## Instruction
Gather up every line from the entries below that uses the word "length".

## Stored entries
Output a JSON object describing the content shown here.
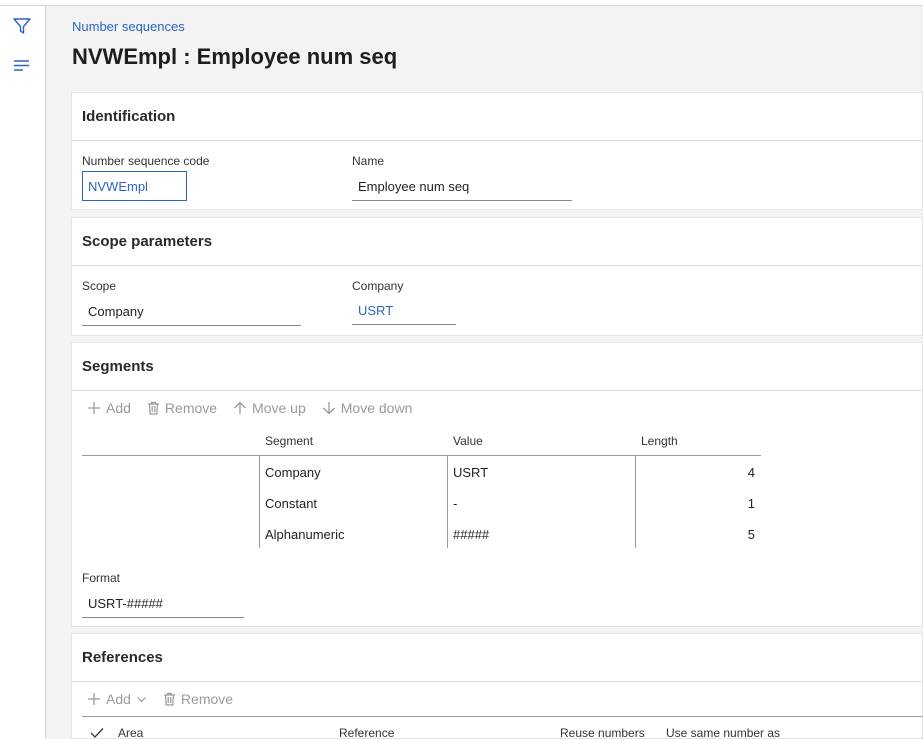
{
  "breadcrumb": "Number sequences",
  "page_title": "NVWEmpl : Employee num seq",
  "icons": {
    "filter": "filter-icon",
    "menu": "hamburger-menu-icon"
  },
  "identification": {
    "heading": "Identification",
    "code_label": "Number sequence code",
    "code_value": "NVWEmpl",
    "name_label": "Name",
    "name_value": "Employee num seq"
  },
  "scope": {
    "heading": "Scope parameters",
    "scope_label": "Scope",
    "scope_value": "Company",
    "company_label": "Company",
    "company_value": "USRT"
  },
  "segments": {
    "heading": "Segments",
    "toolbar": {
      "add": "Add",
      "remove": "Remove",
      "move_up": "Move up",
      "move_down": "Move down"
    },
    "columns": {
      "segment": "Segment",
      "value": "Value",
      "length": "Length"
    },
    "rows": [
      {
        "segment": "Company",
        "value": "USRT",
        "length": "4"
      },
      {
        "segment": "Constant",
        "value": "-",
        "length": "1"
      },
      {
        "segment": "Alphanumeric",
        "value": "#####",
        "length": "5"
      }
    ],
    "format_label": "Format",
    "format_value": "USRT-#####"
  },
  "references": {
    "heading": "References",
    "toolbar": {
      "add": "Add",
      "remove": "Remove"
    },
    "columns": {
      "area": "Area",
      "reference": "Reference",
      "reuse": "Reuse numbers",
      "same_as": "Use same number as"
    }
  },
  "colors": {
    "link": "#2b65c2",
    "disabled": "#9a9a9a",
    "background": "#f3f3f3"
  }
}
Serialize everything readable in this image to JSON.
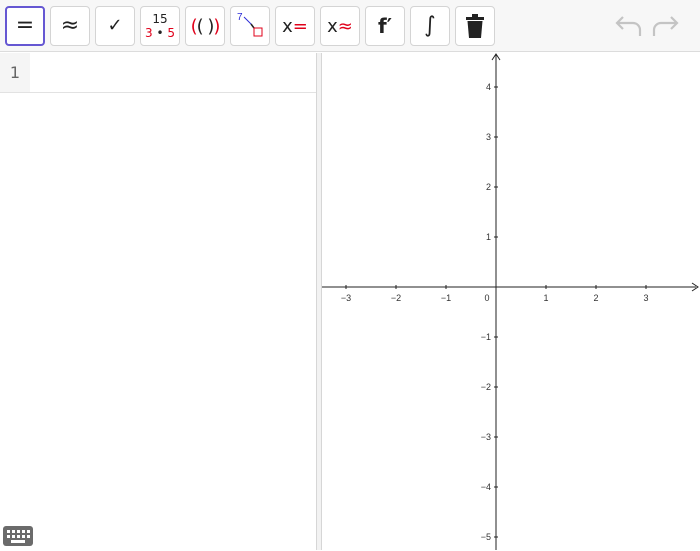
{
  "toolbar": {
    "buttons": [
      {
        "id": "evaluate",
        "symbol": "="
      },
      {
        "id": "numeric",
        "symbol": "≈"
      },
      {
        "id": "check",
        "symbol": "✓"
      },
      {
        "id": "factor",
        "top": "15",
        "bottom_left": "3",
        "dot": "•",
        "bottom_right": "5"
      },
      {
        "id": "expand",
        "open": "(",
        "inner": "( )",
        "close": ")"
      },
      {
        "id": "substitute",
        "top": "7"
      },
      {
        "id": "solve",
        "x": "x",
        "op": "="
      },
      {
        "id": "solve-numeric",
        "x": "x",
        "op": "≈"
      },
      {
        "id": "derivative",
        "symbol": "f′"
      },
      {
        "id": "integral",
        "symbol": "∫"
      },
      {
        "id": "delete",
        "icon": "trash-icon"
      }
    ],
    "undo_icon": "undo-icon",
    "redo_icon": "redo-icon"
  },
  "algebra": {
    "rows": [
      {
        "number": "1",
        "value": ""
      }
    ]
  },
  "keyboard": {
    "icon": "keyboard-icon"
  },
  "graph": {
    "x_ticks": [
      "−3",
      "−2",
      "−1",
      "0",
      "1",
      "2",
      "3"
    ],
    "y_ticks_pos": [
      "4",
      "3",
      "2",
      "1"
    ],
    "y_ticks_neg": [
      "−1",
      "−2",
      "−3",
      "−4",
      "−5"
    ]
  },
  "colors": {
    "accent": "#6557d2",
    "red": "#e0001a"
  }
}
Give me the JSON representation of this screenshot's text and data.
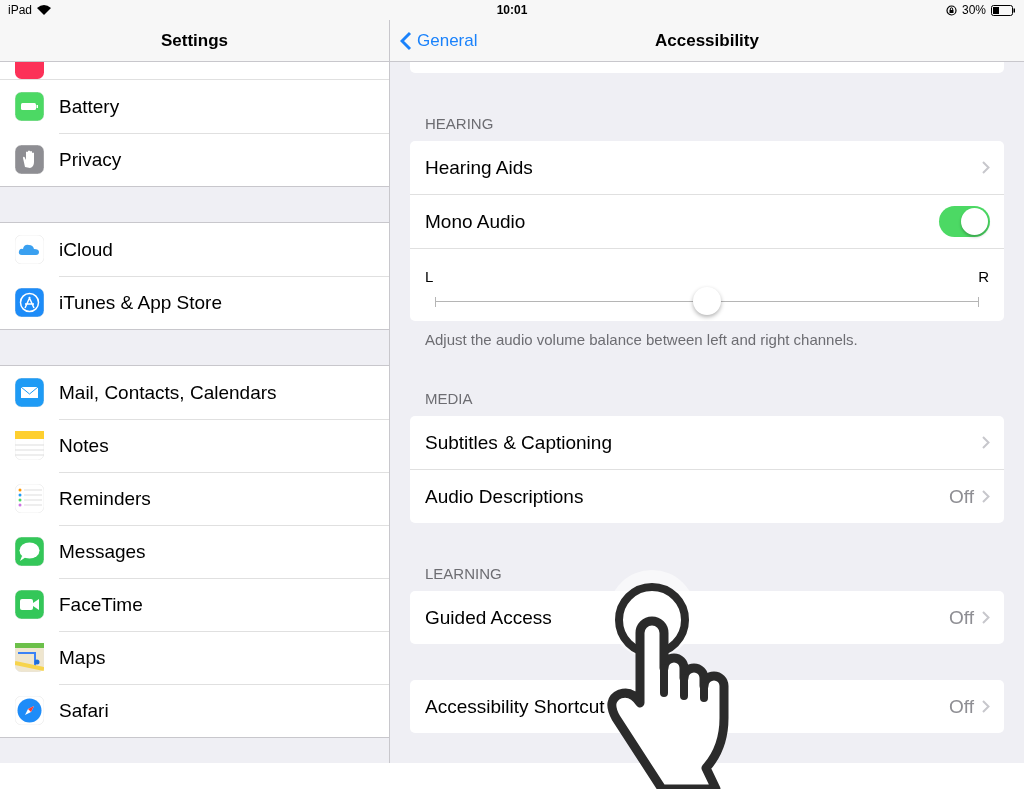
{
  "status_bar": {
    "device": "iPad",
    "time": "10:01",
    "battery": "30%"
  },
  "sidebar": {
    "title": "Settings",
    "groups": [
      [
        {
          "label": "Battery",
          "kind": "battery"
        },
        {
          "label": "Privacy",
          "kind": "privacy"
        }
      ],
      [
        {
          "label": "iCloud",
          "kind": "icloud"
        },
        {
          "label": "iTunes & App Store",
          "kind": "appstore"
        }
      ],
      [
        {
          "label": "Mail, Contacts, Calendars",
          "kind": "mail"
        },
        {
          "label": "Notes",
          "kind": "notes"
        },
        {
          "label": "Reminders",
          "kind": "reminders"
        },
        {
          "label": "Messages",
          "kind": "messages"
        },
        {
          "label": "FaceTime",
          "kind": "facetime"
        },
        {
          "label": "Maps",
          "kind": "maps"
        },
        {
          "label": "Safari",
          "kind": "safari"
        }
      ]
    ]
  },
  "detail": {
    "back": "General",
    "title": "Accessibility",
    "sections": [
      {
        "header": "HEARING",
        "rows": [
          {
            "kind": "disclosure",
            "label": "Hearing Aids"
          },
          {
            "kind": "toggle",
            "label": "Mono Audio",
            "on": true
          },
          {
            "kind": "slider",
            "left": "L",
            "right": "R",
            "level": 0.5
          }
        ],
        "footer": "Adjust the audio volume balance between left and right channels."
      },
      {
        "header": "MEDIA",
        "rows": [
          {
            "kind": "disclosure",
            "label": "Subtitles & Captioning"
          },
          {
            "kind": "disclosure",
            "label": "Audio Descriptions",
            "value": "Off"
          }
        ]
      },
      {
        "header": "LEARNING",
        "rows": [
          {
            "kind": "disclosure",
            "label": "Guided Access",
            "value": "Off"
          }
        ]
      },
      {
        "rows": [
          {
            "kind": "disclosure",
            "label": "Accessibility Shortcut",
            "value": "Off"
          }
        ]
      }
    ]
  }
}
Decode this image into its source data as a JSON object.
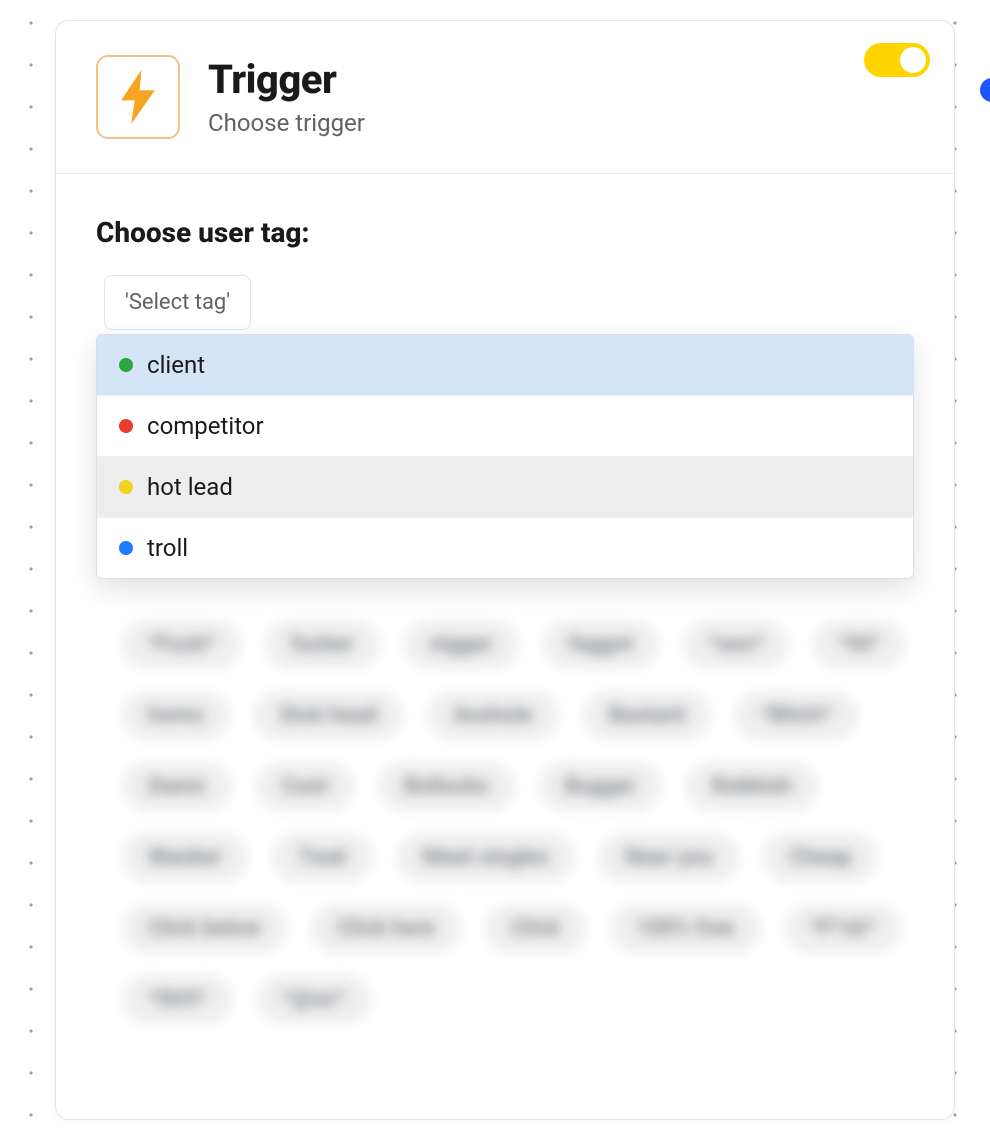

## Finished exercise
      "length": "Length"
        "length": "4"
        "length": "1"
        "length": "5"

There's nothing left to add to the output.